Count how many lines hold the string "levha", and give only that number.

[Raw records]
****************************************

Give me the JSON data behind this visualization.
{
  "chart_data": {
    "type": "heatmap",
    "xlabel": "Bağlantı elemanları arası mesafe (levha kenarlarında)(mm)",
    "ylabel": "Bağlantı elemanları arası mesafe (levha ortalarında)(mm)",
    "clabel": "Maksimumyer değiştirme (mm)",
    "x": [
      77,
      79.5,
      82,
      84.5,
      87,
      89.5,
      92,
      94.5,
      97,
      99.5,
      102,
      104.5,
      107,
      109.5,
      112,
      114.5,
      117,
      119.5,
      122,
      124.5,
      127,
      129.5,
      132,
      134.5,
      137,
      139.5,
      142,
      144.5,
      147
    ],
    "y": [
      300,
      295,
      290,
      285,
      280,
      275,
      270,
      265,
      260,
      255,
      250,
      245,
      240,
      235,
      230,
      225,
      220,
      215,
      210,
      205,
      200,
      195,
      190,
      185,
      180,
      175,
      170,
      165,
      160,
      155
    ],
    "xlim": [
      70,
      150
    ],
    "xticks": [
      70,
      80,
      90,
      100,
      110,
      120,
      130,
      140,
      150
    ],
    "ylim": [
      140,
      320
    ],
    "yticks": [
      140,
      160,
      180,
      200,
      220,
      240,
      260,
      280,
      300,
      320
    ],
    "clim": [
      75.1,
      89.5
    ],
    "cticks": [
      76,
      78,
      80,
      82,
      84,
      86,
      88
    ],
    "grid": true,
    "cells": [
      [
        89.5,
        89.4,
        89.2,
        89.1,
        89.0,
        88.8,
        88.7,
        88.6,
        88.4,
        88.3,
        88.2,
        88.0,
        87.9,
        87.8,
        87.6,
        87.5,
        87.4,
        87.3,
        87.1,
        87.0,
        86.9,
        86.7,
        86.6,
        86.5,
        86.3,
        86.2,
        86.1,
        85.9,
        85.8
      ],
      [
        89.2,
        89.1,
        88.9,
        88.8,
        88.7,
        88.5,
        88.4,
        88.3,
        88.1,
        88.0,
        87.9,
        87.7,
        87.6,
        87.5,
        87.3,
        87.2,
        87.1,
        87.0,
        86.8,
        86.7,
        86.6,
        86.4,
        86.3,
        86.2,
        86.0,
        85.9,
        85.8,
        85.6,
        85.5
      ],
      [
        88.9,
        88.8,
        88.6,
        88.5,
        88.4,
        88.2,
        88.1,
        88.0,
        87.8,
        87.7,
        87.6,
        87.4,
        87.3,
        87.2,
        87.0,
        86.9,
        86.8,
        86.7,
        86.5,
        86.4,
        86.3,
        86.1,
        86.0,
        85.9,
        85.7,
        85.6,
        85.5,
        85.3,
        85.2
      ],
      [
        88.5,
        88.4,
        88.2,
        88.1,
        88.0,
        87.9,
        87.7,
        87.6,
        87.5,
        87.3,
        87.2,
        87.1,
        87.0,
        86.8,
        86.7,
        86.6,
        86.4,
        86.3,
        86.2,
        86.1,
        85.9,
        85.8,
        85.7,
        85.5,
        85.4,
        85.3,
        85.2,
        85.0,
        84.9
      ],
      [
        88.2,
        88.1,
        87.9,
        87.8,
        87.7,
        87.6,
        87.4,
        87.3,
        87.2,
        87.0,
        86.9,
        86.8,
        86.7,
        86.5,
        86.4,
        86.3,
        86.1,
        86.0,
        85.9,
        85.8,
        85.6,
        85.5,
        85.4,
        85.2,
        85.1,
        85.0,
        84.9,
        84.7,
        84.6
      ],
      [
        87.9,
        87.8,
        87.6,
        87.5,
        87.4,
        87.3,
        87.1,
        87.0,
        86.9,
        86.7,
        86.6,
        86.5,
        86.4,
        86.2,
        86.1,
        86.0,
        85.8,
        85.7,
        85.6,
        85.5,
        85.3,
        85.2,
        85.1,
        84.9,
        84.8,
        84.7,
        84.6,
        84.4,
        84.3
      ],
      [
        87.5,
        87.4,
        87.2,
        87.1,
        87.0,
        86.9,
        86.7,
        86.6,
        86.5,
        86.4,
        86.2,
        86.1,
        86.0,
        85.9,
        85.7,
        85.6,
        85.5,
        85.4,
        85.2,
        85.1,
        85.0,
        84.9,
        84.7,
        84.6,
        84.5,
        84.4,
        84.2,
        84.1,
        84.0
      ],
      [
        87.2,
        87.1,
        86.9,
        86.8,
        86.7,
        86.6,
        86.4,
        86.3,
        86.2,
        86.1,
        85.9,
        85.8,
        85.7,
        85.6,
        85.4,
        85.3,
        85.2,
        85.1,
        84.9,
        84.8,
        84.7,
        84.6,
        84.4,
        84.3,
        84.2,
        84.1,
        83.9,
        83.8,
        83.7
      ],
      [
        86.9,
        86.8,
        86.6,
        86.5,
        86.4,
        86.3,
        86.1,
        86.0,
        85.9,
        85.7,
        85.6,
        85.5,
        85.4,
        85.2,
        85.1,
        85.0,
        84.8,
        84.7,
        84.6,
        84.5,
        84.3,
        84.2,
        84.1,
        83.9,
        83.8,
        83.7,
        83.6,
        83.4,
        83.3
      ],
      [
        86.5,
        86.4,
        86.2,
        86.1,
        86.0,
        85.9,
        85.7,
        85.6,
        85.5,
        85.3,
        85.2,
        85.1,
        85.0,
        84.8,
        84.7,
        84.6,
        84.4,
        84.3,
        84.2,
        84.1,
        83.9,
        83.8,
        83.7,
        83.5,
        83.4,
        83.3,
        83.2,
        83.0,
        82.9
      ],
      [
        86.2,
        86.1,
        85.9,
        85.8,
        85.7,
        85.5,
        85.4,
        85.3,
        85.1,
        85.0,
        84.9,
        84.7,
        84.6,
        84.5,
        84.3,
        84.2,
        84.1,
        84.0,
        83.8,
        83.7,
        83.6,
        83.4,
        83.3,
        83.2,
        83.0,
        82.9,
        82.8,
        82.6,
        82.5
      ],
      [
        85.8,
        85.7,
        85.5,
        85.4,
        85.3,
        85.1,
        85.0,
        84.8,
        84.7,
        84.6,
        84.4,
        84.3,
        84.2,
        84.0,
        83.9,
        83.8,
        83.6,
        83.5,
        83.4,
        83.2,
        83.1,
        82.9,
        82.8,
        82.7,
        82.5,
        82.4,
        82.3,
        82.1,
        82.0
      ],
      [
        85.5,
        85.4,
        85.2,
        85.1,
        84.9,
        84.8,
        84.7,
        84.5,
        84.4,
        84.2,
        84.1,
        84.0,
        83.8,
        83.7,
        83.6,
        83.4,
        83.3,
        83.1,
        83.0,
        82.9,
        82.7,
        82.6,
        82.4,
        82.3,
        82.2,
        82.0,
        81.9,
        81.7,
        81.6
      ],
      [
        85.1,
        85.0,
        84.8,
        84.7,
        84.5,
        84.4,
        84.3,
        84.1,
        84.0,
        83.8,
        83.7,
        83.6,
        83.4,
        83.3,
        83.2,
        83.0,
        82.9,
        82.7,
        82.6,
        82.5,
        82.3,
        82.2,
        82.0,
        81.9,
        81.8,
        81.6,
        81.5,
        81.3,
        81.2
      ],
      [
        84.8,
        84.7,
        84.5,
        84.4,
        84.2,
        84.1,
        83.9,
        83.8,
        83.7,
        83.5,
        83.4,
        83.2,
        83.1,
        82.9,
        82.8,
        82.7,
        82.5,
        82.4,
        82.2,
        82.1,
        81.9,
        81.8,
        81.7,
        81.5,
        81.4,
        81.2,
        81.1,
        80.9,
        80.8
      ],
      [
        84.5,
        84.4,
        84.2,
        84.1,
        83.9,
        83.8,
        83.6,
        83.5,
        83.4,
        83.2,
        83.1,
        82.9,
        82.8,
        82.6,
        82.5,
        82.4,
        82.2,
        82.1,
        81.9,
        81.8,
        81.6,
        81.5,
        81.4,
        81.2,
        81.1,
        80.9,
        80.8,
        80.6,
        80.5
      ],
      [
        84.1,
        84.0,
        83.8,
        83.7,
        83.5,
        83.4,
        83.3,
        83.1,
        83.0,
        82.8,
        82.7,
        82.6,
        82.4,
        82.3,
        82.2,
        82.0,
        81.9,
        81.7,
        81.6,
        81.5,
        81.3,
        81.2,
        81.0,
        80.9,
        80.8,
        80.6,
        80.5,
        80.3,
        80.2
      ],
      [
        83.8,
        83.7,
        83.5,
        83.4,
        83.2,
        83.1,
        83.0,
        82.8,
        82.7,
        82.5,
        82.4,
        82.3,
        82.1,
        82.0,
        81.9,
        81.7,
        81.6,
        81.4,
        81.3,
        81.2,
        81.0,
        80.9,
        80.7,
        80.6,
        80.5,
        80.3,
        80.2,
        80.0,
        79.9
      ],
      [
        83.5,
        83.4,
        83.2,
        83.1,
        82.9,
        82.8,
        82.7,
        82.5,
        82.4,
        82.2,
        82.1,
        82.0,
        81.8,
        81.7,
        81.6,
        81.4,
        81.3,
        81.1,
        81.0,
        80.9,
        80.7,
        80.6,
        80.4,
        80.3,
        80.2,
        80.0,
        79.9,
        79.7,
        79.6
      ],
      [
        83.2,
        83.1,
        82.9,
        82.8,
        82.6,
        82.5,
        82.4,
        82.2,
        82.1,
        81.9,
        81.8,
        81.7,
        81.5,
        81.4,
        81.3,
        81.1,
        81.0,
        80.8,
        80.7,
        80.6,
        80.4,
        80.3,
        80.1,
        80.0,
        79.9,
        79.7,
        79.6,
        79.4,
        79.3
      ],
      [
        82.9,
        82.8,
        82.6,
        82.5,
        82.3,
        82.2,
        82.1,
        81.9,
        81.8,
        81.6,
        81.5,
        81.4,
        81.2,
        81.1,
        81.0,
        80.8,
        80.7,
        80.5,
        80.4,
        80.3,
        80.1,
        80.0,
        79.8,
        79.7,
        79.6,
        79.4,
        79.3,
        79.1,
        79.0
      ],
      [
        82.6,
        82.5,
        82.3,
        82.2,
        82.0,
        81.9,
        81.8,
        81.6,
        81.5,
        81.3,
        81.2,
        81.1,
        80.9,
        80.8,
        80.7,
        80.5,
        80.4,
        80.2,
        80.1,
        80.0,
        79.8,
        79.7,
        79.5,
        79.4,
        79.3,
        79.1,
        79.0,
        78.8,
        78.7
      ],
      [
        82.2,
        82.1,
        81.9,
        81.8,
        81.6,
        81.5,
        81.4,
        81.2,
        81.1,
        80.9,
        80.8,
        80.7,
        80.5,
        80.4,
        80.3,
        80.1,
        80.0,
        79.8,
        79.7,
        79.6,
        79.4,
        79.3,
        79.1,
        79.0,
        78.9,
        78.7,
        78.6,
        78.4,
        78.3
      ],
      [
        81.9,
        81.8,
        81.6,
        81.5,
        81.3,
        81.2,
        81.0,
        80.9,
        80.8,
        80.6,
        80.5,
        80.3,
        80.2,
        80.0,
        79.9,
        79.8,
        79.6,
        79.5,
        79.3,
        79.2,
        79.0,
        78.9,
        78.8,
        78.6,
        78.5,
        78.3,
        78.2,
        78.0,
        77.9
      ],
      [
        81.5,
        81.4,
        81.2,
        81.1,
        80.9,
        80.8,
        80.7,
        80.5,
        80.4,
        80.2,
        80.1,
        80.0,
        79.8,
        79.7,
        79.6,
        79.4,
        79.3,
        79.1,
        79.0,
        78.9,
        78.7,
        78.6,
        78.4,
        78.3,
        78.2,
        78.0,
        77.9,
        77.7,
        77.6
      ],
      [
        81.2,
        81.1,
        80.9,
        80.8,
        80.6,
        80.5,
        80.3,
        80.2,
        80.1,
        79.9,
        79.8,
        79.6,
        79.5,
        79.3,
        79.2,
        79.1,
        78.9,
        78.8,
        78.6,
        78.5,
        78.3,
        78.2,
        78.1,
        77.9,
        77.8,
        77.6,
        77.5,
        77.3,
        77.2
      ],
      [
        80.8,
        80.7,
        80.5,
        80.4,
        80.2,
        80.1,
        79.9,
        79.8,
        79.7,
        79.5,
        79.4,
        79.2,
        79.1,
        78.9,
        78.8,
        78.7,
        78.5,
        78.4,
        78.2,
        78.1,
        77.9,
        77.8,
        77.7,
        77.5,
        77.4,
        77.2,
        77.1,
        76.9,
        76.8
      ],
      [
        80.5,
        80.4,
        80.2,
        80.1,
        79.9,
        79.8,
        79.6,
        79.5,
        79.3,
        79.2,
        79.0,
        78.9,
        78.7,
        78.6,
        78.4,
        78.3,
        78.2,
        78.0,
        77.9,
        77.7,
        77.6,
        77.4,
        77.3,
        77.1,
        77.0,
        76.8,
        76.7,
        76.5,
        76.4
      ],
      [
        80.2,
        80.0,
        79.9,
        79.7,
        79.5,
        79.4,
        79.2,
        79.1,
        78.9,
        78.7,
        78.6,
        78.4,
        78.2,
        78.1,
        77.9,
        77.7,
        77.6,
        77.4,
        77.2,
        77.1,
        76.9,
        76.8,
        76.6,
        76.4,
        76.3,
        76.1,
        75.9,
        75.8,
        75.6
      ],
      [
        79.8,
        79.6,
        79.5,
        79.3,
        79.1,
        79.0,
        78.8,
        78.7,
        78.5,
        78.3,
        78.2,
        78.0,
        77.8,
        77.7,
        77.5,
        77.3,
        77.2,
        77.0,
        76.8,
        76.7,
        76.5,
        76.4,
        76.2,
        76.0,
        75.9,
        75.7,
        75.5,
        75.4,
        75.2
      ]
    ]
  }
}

****************************************

» **Answer below**:
2